### Dataset content

# # # # # # #

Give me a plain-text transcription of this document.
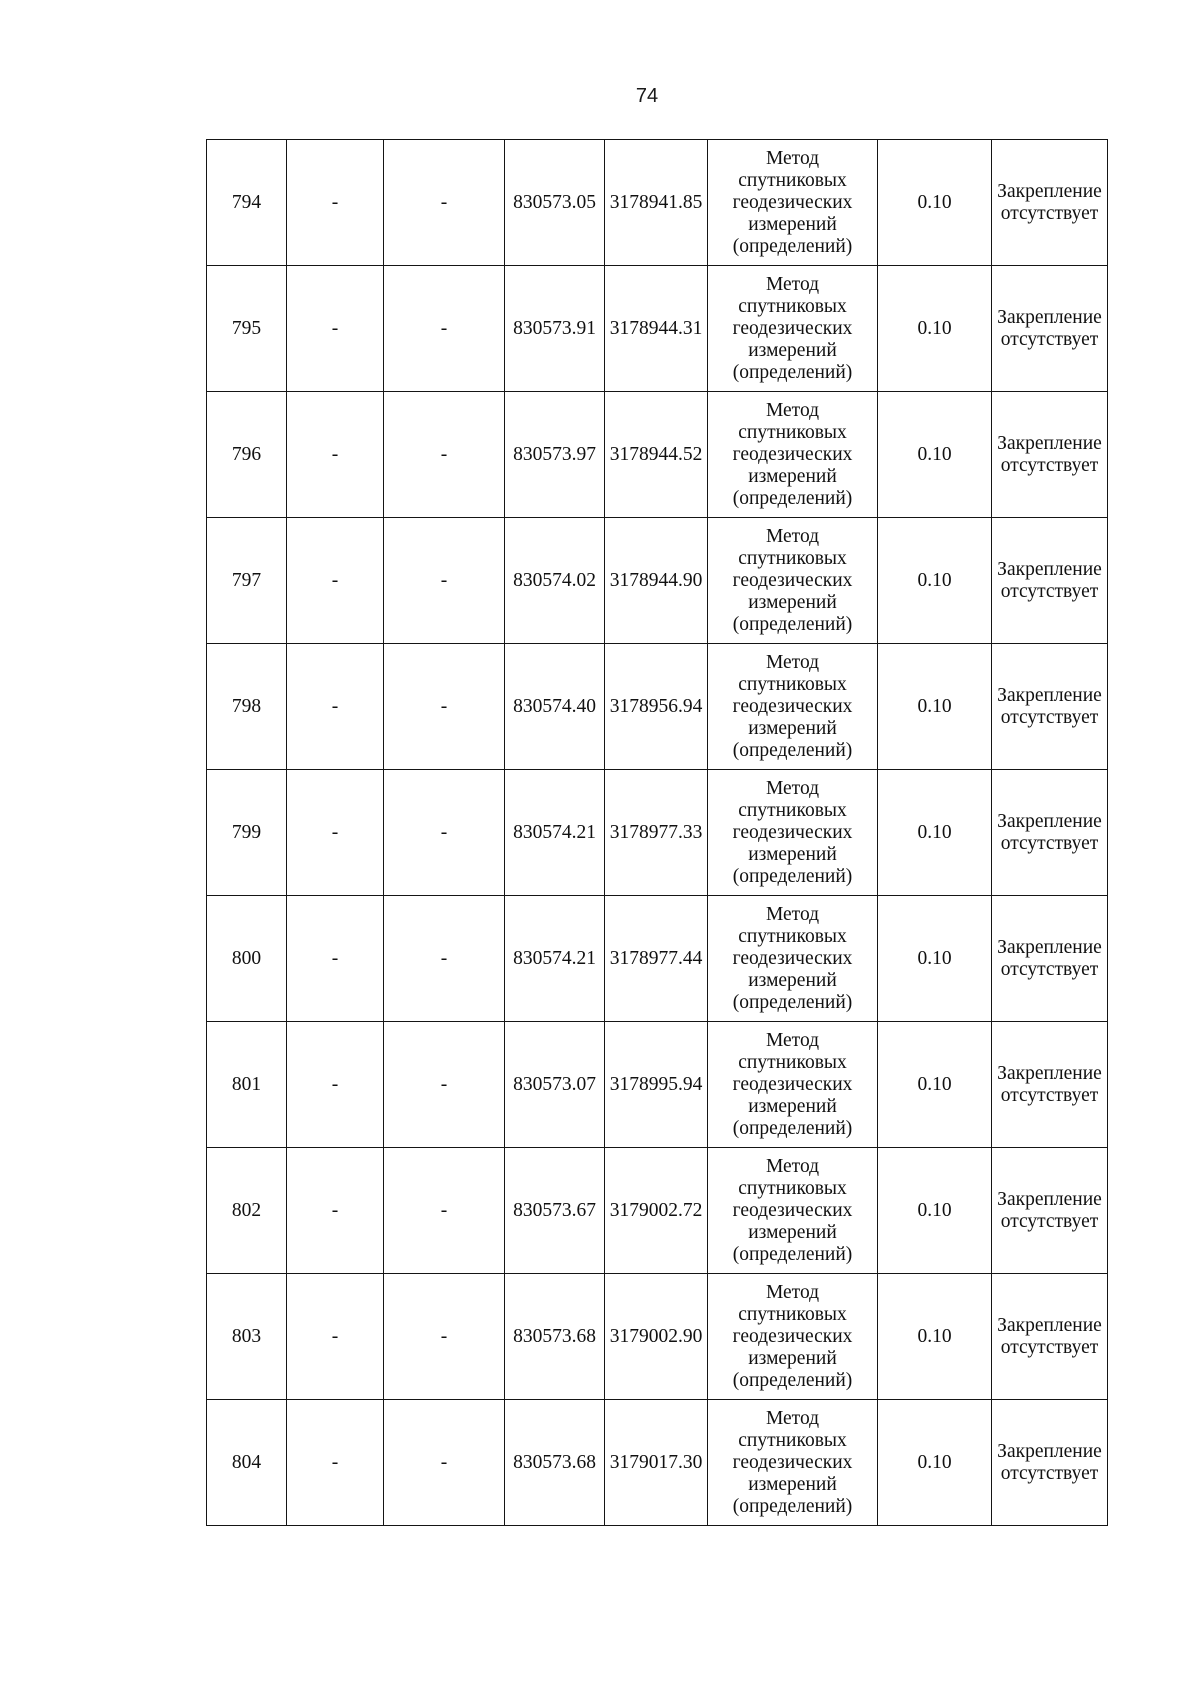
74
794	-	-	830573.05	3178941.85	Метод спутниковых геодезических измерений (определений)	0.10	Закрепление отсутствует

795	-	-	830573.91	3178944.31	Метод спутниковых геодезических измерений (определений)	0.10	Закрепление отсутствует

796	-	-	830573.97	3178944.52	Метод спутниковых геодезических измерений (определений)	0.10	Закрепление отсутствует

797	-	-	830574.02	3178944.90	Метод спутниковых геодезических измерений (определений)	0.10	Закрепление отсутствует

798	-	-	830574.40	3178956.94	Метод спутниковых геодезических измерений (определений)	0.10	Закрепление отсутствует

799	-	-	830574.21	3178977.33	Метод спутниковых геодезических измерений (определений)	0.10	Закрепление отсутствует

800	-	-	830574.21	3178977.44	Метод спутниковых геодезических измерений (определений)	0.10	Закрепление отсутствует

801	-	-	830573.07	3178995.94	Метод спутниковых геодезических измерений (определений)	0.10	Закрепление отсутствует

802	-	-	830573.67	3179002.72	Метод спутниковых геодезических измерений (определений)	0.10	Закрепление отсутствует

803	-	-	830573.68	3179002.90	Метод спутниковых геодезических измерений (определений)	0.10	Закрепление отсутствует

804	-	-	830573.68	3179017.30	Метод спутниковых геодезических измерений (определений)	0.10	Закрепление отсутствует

# # # # # # #

Write out the entries again, exactly as given, skipping any images.

Give me a plain-text transcription of this document.
74
794	-	-	830573.05	3178941.85	Метод спутниковых геодезических измерений (определений)	0.10	Закрепление отсутствует

795	-	-	830573.91	3178944.31	Метод спутниковых геодезических измерений (определений)	0.10	Закрепление отсутствует

796	-	-	830573.97	3178944.52	Метод спутниковых геодезических измерений (определений)	0.10	Закрепление отсутствует

797	-	-	830574.02	3178944.90	Метод спутниковых геодезических измерений (определений)	0.10	Закрепление отсутствует

798	-	-	830574.40	3178956.94	Метод спутниковых геодезических измерений (определений)	0.10	Закрепление отсутствует

799	-	-	830574.21	3178977.33	Метод спутниковых геодезических измерений (определений)	0.10	Закрепление отсутствует

800	-	-	830574.21	3178977.44	Метод спутниковых геодезических измерений (определений)	0.10	Закрепление отсутствует

801	-	-	830573.07	3178995.94	Метод спутниковых геодезических измерений (определений)	0.10	Закрепление отсутствует

802	-	-	830573.67	3179002.72	Метод спутниковых геодезических измерений (определений)	0.10	Закрепление отсутствует

803	-	-	830573.68	3179002.90	Метод спутниковых геодезических измерений (определений)	0.10	Закрепление отсутствует

804	-	-	830573.68	3179017.30	Метод спутниковых геодезических измерений (определений)	0.10	Закрепление отсутствует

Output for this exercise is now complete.